-- Exercise aim --
Go through the listing and pick out each line with the word "pattern" in it.

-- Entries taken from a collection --
____________________

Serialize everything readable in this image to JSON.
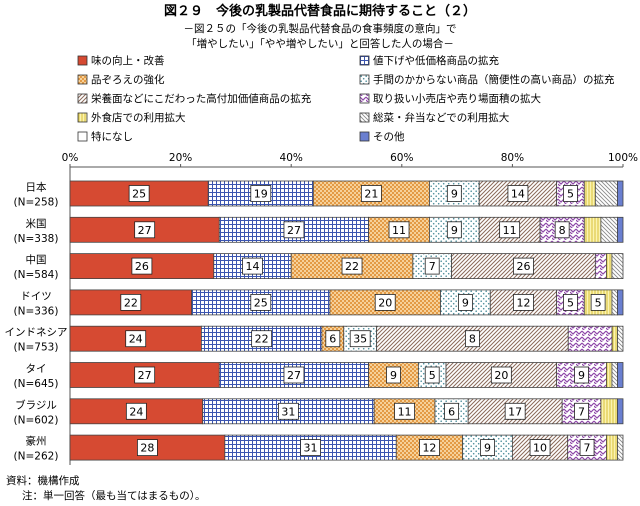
{
  "chart_data": {
    "type": "bar",
    "orientation": "horizontal",
    "stacked": "100%",
    "title": "図２９　今後の乳製品代替食品に期待すること（２）",
    "subtitle": [
      "－図２５の「今後の乳製品代替食品の食事頻度の意向」で",
      "「増やしたい」「やや増やしたい」と回答した人の場合－"
    ],
    "xlim": [
      0,
      100
    ],
    "xticks": [
      "0%",
      "20%",
      "40%",
      "60%",
      "80%",
      "100%"
    ],
    "legend_position": "top",
    "grid": false,
    "categories": [
      {
        "name": "日本",
        "n": "(N=258)"
      },
      {
        "name": "米国",
        "n": "(N=338)"
      },
      {
        "name": "中国",
        "n": "(N=584)"
      },
      {
        "name": "ドイツ",
        "n": "(N=336)"
      },
      {
        "name": "インドネシア",
        "n": "(N=753)"
      },
      {
        "name": "タイ",
        "n": "(N=645)"
      },
      {
        "name": "ブラジル",
        "n": "(N=602)"
      },
      {
        "name": "豪州",
        "n": "(N=262)"
      }
    ],
    "series": [
      {
        "name": "味の向上・改善",
        "pattern": "solid-red",
        "color": "#d64a32",
        "values": [
          25,
          27,
          26,
          22,
          24,
          27,
          24,
          28
        ]
      },
      {
        "name": "値下げや低価格商品の拡充",
        "pattern": "blue-grid",
        "color": "#4a63b8",
        "values": [
          19,
          27,
          14,
          25,
          22,
          27,
          31,
          31
        ]
      },
      {
        "name": "品ぞろえの強化",
        "pattern": "orange-check",
        "color": "#e8a354",
        "values": [
          21,
          11,
          22,
          20,
          4,
          9,
          11,
          12
        ]
      },
      {
        "name": "手間のかからない商品（簡便性の高い商品）の拡充",
        "pattern": "teal-dots",
        "color": "#5a9ea8",
        "values": [
          9,
          9,
          7,
          9,
          6,
          5,
          6,
          9
        ]
      },
      {
        "name": "栄養面などにこだわった高付加価値商品の拡充",
        "pattern": "brown-diag",
        "color": "#a08070",
        "values": [
          14,
          11,
          26,
          12,
          35,
          20,
          17,
          10
        ]
      },
      {
        "name": "取り扱い小売店や売り場面積の拡大",
        "pattern": "purple-zigzag",
        "color": "#9a5ab0",
        "values": [
          5,
          8,
          2,
          5,
          8,
          9,
          7,
          7
        ]
      },
      {
        "name": "外食店での利用拡大",
        "pattern": "yellow-vert",
        "color": "#e8d848",
        "values": [
          2,
          3,
          1,
          5,
          1,
          1,
          3,
          2
        ]
      },
      {
        "name": "総菜・弁当などでの利用拡大",
        "pattern": "gray-diag",
        "color": "#9a9a9a",
        "values": [
          4,
          3,
          2,
          1,
          1,
          1,
          0,
          1
        ]
      },
      {
        "name": "特になし",
        "pattern": "white",
        "color": "#ffffff",
        "values": [
          0,
          0,
          0,
          0,
          0,
          0,
          0,
          0
        ]
      },
      {
        "name": "その他",
        "pattern": "solid-blue",
        "color": "#6a7fd0",
        "values": [
          1,
          1,
          0,
          1,
          0,
          1,
          1,
          0
        ]
      }
    ],
    "value_labels_min": 4,
    "value_labels": [
      [
        25,
        19,
        21,
        9,
        14,
        5
      ],
      [
        27,
        27,
        11,
        9,
        11,
        8
      ],
      [
        26,
        14,
        22,
        7,
        26
      ],
      [
        22,
        25,
        20,
        9,
        12,
        5,
        5
      ],
      [
        24,
        22,
        6,
        35,
        8
      ],
      [
        27,
        27,
        9,
        5,
        20,
        9
      ],
      [
        24,
        31,
        11,
        6,
        17,
        7
      ],
      [
        28,
        31,
        12,
        9,
        10,
        7
      ]
    ]
  },
  "notes": {
    "source": "資料：機構作成",
    "note": "注：単一回答（最も当てはまるもの）。"
  }
}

____________________

-- Finished task --
        "pattern": "solid-red",
        "pattern": "blue-grid",
        "pattern": "orange-check",
        "pattern": "teal-dots",
        "pattern": "brown-diag",
        "pattern": "purple-zigzag",
        "pattern": "yellow-vert",
        "pattern": "gray-diag",
        "pattern": "white",
        "pattern": "solid-blue",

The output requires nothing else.